- **JOB**
How many lines in the entries below include the string "Cash"? Answer with the number only.

## BEGIN

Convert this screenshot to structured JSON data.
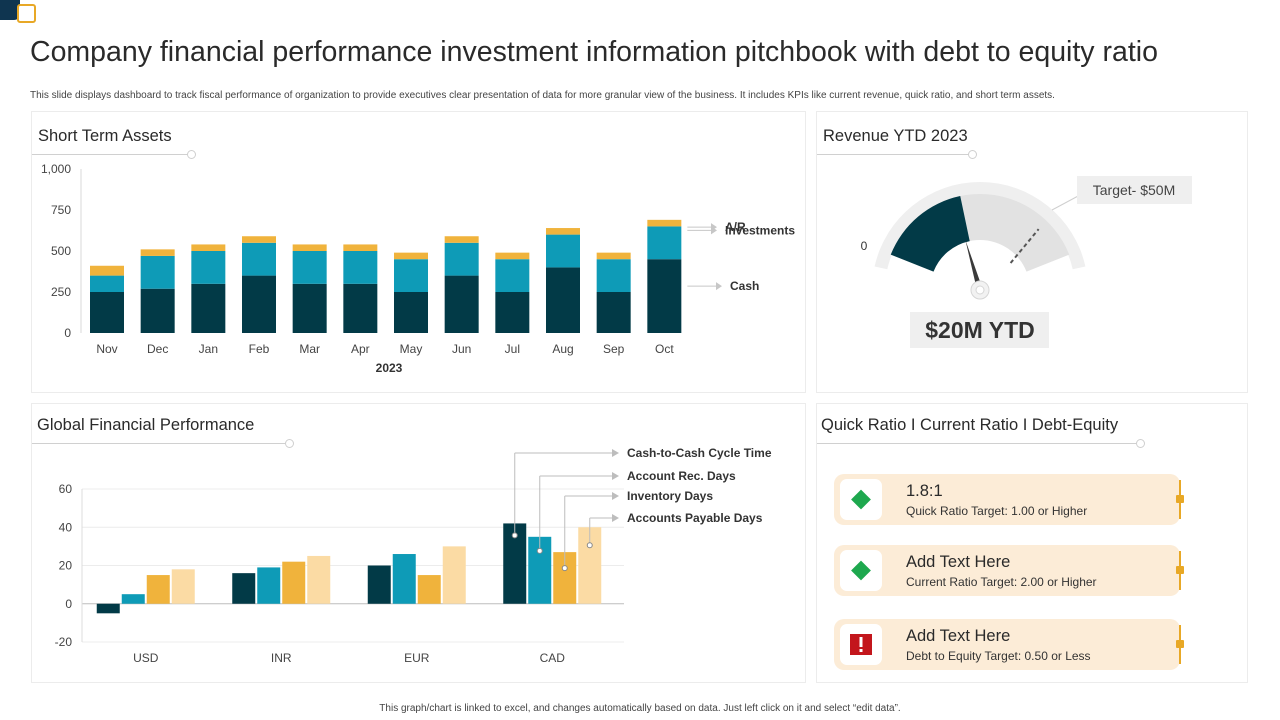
{
  "title": "Company financial performance investment information pitchbook with debt to equity ratio",
  "subtitle": "This slide displays dashboard to track fiscal performance of organization to provide executives clear presentation of data for more granular view of the business. It includes KPIs  like  current revenue, quick ratio, and short term assets.",
  "footer": "This graph/chart is linked to excel, and changes automatically based on data. Just left click on it and select “edit data”.",
  "colors": {
    "dark": "#023a47",
    "teal": "#0e9bb7",
    "gold": "#f0b33c",
    "light_gold": "#fbdba4",
    "gauge_fill": "#023a47",
    "gauge_track": "#e2e2e2",
    "kpi_bg": "#fcecd7",
    "green": "#1ea84e",
    "red": "#c3161c"
  },
  "panels": {
    "short_term_assets": {
      "title": "Short Term Assets"
    },
    "revenue": {
      "title": "Revenue YTD 2023"
    },
    "global": {
      "title": "Global Financial Performance"
    },
    "ratios": {
      "title": "Quick Ratio I Current Ratio I Debt-Equity"
    }
  },
  "chart_data": [
    {
      "id": "short-term-assets",
      "type": "bar",
      "stacked": true,
      "title": "Short Term Assets",
      "categories": [
        "Nov",
        "Dec",
        "Jan",
        "Feb",
        "Mar",
        "Apr",
        "May",
        "Jun",
        "Jul",
        "Aug",
        "Sep",
        "Oct"
      ],
      "series": [
        {
          "name": "Cash",
          "values": [
            250,
            270,
            300,
            350,
            300,
            300,
            250,
            350,
            250,
            400,
            250,
            450
          ]
        },
        {
          "name": "Investments",
          "values": [
            100,
            200,
            200,
            200,
            200,
            200,
            200,
            200,
            200,
            200,
            200,
            200
          ]
        },
        {
          "name": "A/R",
          "values": [
            60,
            40,
            40,
            40,
            40,
            40,
            40,
            40,
            40,
            40,
            40,
            40
          ]
        }
      ],
      "xlabel": "2023",
      "ylabel": "",
      "ylim": [
        0,
        1000
      ],
      "yticks": [
        0,
        250,
        500,
        750,
        1000
      ],
      "ytick_labels": [
        "0",
        "250",
        "500",
        "750",
        "1,000"
      ],
      "legend": [
        "A/R",
        "Investments",
        "Cash"
      ],
      "legend_position": "right"
    },
    {
      "id": "revenue-gauge",
      "type": "gauge",
      "title": "Revenue YTD 2023",
      "min": 0,
      "max": 50,
      "value": 20,
      "target": 50,
      "min_label": "0",
      "target_label": "Target- $50M",
      "value_label": "$20M YTD"
    },
    {
      "id": "global-financial-performance",
      "type": "bar",
      "title": "Global Financial Performance",
      "categories": [
        "USD",
        "INR",
        "EUR",
        "CAD"
      ],
      "series": [
        {
          "name": "Cash-to-Cash Cycle Time",
          "values": [
            -5,
            16,
            20,
            42
          ]
        },
        {
          "name": "Account Rec. Days",
          "values": [
            5,
            19,
            26,
            35
          ]
        },
        {
          "name": "Inventory Days",
          "values": [
            15,
            22,
            15,
            27
          ]
        },
        {
          "name": "Accounts Payable Days",
          "values": [
            18,
            25,
            30,
            40
          ]
        }
      ],
      "ylim": [
        -20,
        60
      ],
      "yticks": [
        -20,
        0,
        20,
        40,
        60
      ],
      "legend_position": "top-right"
    }
  ],
  "kpis": [
    {
      "value": "1.8:1",
      "label": "Quick Ratio Target:  1.00 or Higher",
      "icon": "green-diamond-icon"
    },
    {
      "value": "Add Text Here",
      "label": "Current Ratio Target: 2.00 or Higher",
      "icon": "green-diamond-icon"
    },
    {
      "value": "Add Text Here",
      "label": "Debt to Equity Target: 0.50 or Less",
      "icon": "red-alert-icon"
    }
  ]
}
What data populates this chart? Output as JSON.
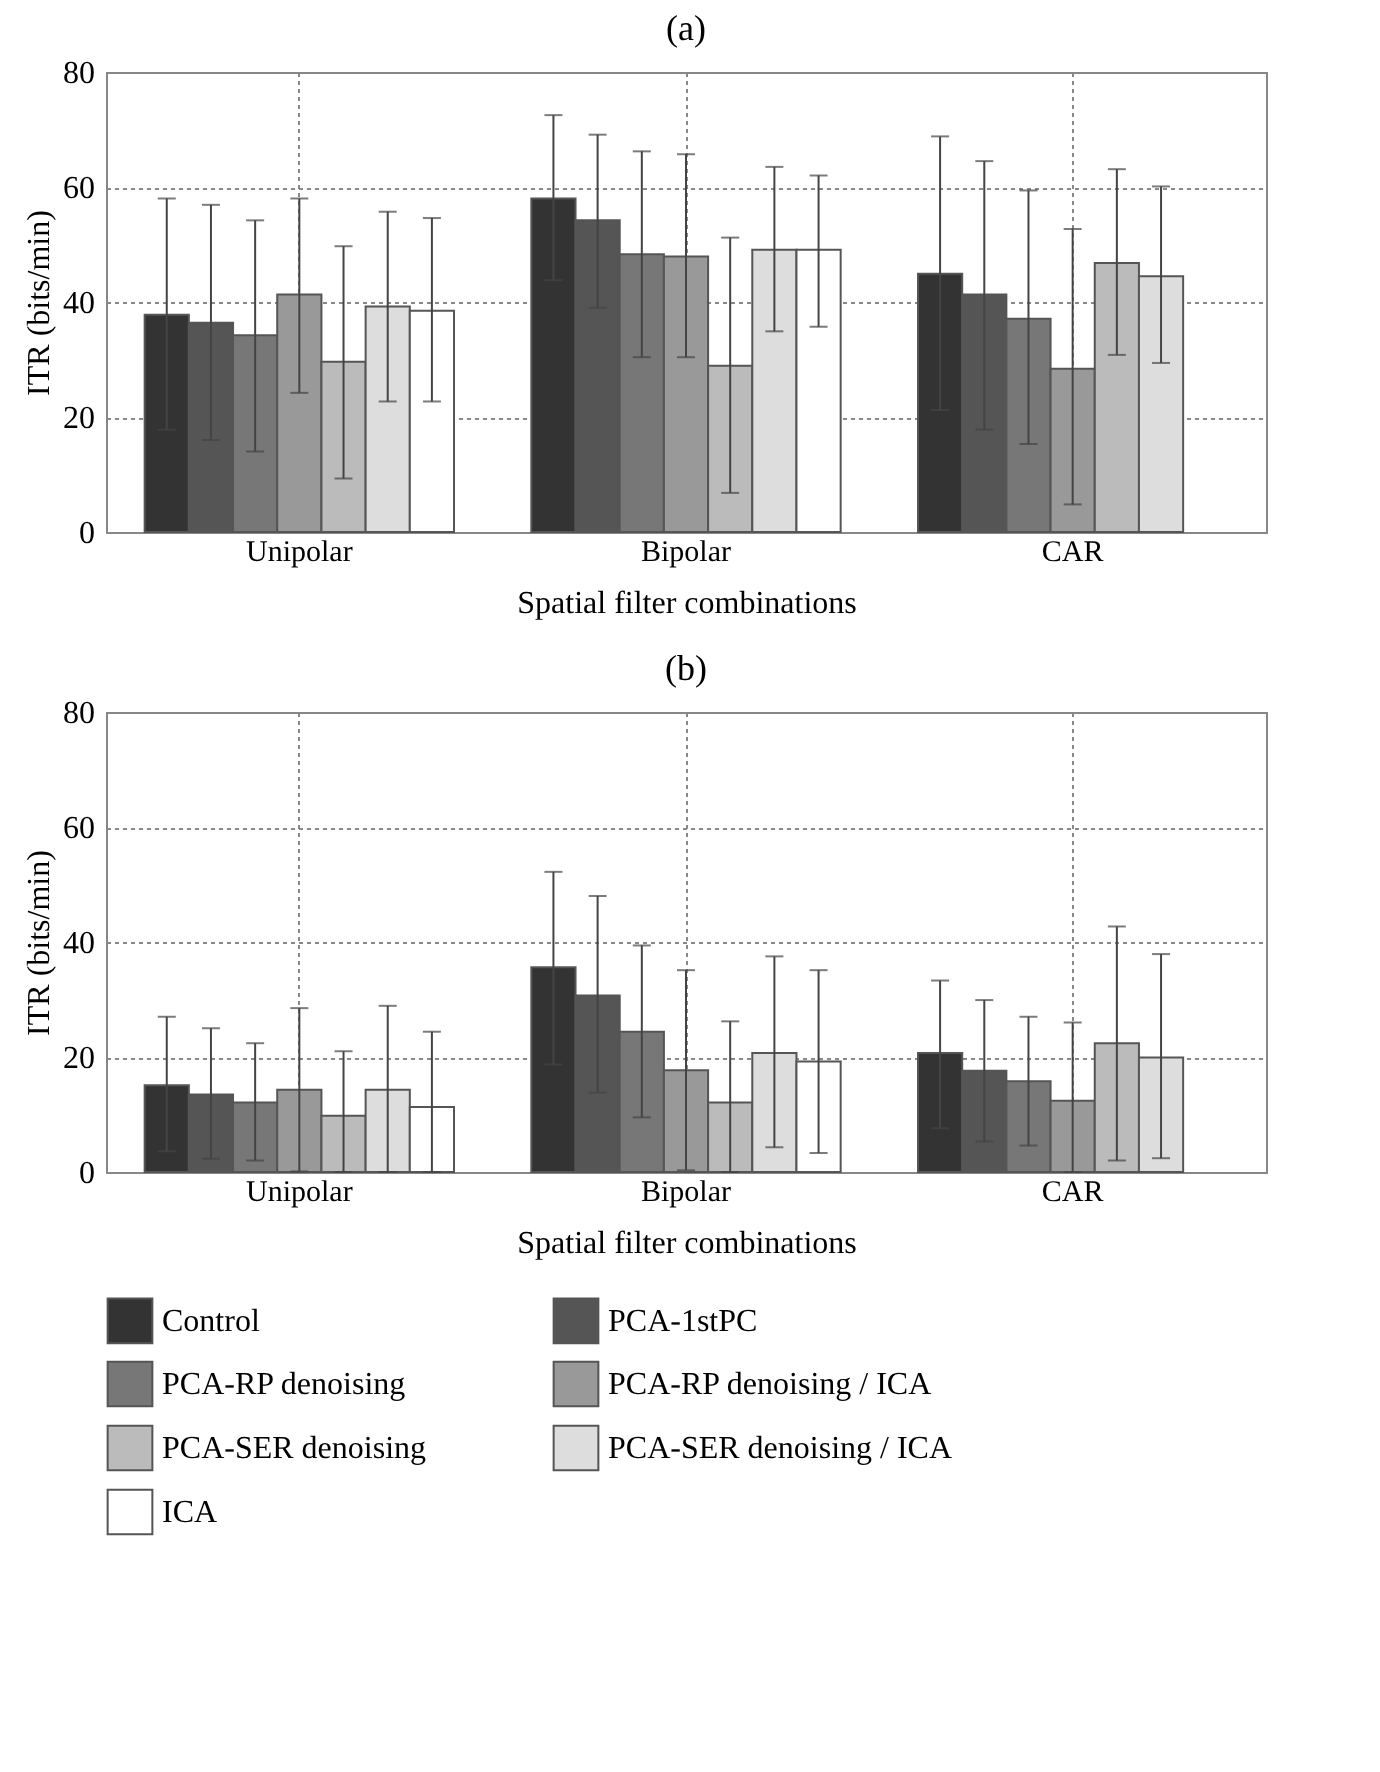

## END

- **CORRECT RESPONSE**
3